***** AVAILABLE RECORDS *****
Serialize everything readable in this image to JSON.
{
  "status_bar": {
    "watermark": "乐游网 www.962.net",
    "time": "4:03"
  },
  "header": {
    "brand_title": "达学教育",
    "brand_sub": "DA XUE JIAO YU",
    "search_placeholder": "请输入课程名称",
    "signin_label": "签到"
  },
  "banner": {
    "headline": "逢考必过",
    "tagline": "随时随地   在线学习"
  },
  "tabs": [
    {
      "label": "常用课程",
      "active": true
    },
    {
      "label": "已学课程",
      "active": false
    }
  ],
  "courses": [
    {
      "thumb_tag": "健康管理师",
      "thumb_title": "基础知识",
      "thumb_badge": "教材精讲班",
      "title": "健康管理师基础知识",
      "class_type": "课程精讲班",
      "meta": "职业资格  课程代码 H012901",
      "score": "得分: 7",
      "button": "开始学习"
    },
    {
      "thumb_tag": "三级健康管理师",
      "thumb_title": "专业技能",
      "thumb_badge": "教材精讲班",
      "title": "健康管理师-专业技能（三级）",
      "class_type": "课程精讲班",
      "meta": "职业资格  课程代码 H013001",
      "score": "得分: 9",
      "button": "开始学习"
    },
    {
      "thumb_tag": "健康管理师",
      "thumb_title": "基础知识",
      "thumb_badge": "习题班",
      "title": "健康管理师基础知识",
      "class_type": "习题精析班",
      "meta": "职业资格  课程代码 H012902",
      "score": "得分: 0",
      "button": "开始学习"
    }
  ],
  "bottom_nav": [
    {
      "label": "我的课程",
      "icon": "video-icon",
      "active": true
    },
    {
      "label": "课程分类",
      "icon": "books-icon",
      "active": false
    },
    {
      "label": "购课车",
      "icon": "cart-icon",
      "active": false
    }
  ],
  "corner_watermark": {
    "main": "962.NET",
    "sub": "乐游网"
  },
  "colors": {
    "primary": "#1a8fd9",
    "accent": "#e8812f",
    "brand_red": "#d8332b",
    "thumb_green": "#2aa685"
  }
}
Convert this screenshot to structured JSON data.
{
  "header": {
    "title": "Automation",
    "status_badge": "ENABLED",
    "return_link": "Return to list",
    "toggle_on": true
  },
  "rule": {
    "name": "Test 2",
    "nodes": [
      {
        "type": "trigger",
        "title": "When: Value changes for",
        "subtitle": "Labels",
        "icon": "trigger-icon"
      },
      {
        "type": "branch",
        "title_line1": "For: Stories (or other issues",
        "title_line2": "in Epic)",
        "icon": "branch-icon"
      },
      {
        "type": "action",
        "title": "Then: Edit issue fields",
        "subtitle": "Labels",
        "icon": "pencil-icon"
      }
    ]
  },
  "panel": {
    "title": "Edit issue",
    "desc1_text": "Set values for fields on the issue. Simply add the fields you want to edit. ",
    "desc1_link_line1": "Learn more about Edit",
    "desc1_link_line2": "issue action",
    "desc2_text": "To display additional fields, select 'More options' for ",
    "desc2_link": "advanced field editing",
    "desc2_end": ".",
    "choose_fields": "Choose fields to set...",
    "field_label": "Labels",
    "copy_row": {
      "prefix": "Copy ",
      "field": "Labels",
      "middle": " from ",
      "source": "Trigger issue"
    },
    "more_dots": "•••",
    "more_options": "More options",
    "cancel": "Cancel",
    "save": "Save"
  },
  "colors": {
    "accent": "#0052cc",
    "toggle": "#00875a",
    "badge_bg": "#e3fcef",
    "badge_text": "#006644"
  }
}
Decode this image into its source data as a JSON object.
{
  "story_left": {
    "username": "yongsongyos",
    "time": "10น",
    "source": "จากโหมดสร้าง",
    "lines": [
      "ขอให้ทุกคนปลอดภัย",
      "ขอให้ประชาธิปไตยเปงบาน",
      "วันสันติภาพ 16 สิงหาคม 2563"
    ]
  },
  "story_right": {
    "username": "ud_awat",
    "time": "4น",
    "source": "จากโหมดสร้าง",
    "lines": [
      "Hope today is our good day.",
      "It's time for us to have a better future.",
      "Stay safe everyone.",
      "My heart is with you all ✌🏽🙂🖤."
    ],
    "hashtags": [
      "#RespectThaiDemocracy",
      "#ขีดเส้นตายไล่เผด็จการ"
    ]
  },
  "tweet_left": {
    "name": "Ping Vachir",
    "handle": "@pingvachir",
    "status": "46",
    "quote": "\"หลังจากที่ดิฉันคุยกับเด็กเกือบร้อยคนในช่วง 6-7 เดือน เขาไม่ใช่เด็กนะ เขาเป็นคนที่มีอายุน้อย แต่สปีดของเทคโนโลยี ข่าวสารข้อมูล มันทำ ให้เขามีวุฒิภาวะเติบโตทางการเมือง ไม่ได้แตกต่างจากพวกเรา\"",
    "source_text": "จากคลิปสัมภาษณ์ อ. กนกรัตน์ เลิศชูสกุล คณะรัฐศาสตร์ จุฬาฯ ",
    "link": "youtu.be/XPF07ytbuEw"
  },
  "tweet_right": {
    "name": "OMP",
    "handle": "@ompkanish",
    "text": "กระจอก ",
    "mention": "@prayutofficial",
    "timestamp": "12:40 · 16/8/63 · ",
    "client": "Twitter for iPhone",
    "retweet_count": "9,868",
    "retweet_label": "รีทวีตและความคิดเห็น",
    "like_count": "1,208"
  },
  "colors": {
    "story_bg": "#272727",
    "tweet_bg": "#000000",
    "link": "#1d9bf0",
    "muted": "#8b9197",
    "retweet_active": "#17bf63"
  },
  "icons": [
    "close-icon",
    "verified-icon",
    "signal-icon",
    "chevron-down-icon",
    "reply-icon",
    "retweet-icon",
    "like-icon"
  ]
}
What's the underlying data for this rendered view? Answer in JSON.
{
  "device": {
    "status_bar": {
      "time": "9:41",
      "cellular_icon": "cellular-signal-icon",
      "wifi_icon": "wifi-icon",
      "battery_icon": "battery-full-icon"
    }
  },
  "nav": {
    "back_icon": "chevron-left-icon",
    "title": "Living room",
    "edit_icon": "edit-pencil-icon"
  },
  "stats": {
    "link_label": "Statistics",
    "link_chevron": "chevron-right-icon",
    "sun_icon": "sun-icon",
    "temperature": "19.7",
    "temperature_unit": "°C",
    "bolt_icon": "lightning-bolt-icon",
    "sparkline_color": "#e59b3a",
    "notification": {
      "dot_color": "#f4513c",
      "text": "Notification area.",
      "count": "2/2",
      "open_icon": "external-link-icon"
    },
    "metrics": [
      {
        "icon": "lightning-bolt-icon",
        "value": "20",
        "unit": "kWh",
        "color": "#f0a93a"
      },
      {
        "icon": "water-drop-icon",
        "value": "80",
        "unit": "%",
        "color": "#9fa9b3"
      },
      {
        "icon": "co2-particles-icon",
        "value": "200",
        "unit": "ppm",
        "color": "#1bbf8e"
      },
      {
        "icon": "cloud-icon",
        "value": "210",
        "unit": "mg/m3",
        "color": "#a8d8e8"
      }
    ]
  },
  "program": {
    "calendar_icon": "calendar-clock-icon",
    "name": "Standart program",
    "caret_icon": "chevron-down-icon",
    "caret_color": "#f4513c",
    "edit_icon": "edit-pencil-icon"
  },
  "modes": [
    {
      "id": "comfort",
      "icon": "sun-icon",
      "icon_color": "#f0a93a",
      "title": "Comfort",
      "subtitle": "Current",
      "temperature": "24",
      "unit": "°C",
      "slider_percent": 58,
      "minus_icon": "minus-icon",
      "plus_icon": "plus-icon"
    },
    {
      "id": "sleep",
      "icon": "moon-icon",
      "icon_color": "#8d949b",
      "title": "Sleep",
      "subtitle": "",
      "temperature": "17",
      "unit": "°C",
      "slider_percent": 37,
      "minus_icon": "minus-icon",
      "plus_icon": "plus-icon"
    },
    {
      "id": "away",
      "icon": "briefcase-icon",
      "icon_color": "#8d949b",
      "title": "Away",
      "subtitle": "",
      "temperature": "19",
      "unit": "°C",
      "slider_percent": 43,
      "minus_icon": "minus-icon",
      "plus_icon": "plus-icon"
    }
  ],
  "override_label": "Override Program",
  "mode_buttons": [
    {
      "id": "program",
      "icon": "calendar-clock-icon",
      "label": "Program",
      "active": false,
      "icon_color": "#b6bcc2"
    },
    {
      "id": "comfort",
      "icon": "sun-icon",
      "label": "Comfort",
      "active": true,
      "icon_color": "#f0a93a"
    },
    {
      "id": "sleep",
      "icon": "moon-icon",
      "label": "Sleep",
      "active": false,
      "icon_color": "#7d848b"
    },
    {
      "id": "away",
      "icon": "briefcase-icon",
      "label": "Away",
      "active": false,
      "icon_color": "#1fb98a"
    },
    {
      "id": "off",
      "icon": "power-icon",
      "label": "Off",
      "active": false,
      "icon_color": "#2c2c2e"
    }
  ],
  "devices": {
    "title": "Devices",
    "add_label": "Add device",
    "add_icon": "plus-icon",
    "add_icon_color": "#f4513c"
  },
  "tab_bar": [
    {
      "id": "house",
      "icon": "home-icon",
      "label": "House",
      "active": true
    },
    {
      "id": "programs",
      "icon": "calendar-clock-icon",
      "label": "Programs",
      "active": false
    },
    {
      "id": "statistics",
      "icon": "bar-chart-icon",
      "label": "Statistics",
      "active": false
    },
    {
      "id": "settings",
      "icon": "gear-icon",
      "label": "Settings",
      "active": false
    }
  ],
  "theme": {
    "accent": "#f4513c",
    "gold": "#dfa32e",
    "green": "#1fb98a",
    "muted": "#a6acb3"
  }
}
*****
## EXERCISE:
List every line above that contains the word "this".

## RESPONSE:
Serialize everything readable in this image to JSON.
Convert this screenshot to structured JSON data.
Decode this image into its source data as a JSON object.
What's the underlying data for this rendered view? Answer in JSON.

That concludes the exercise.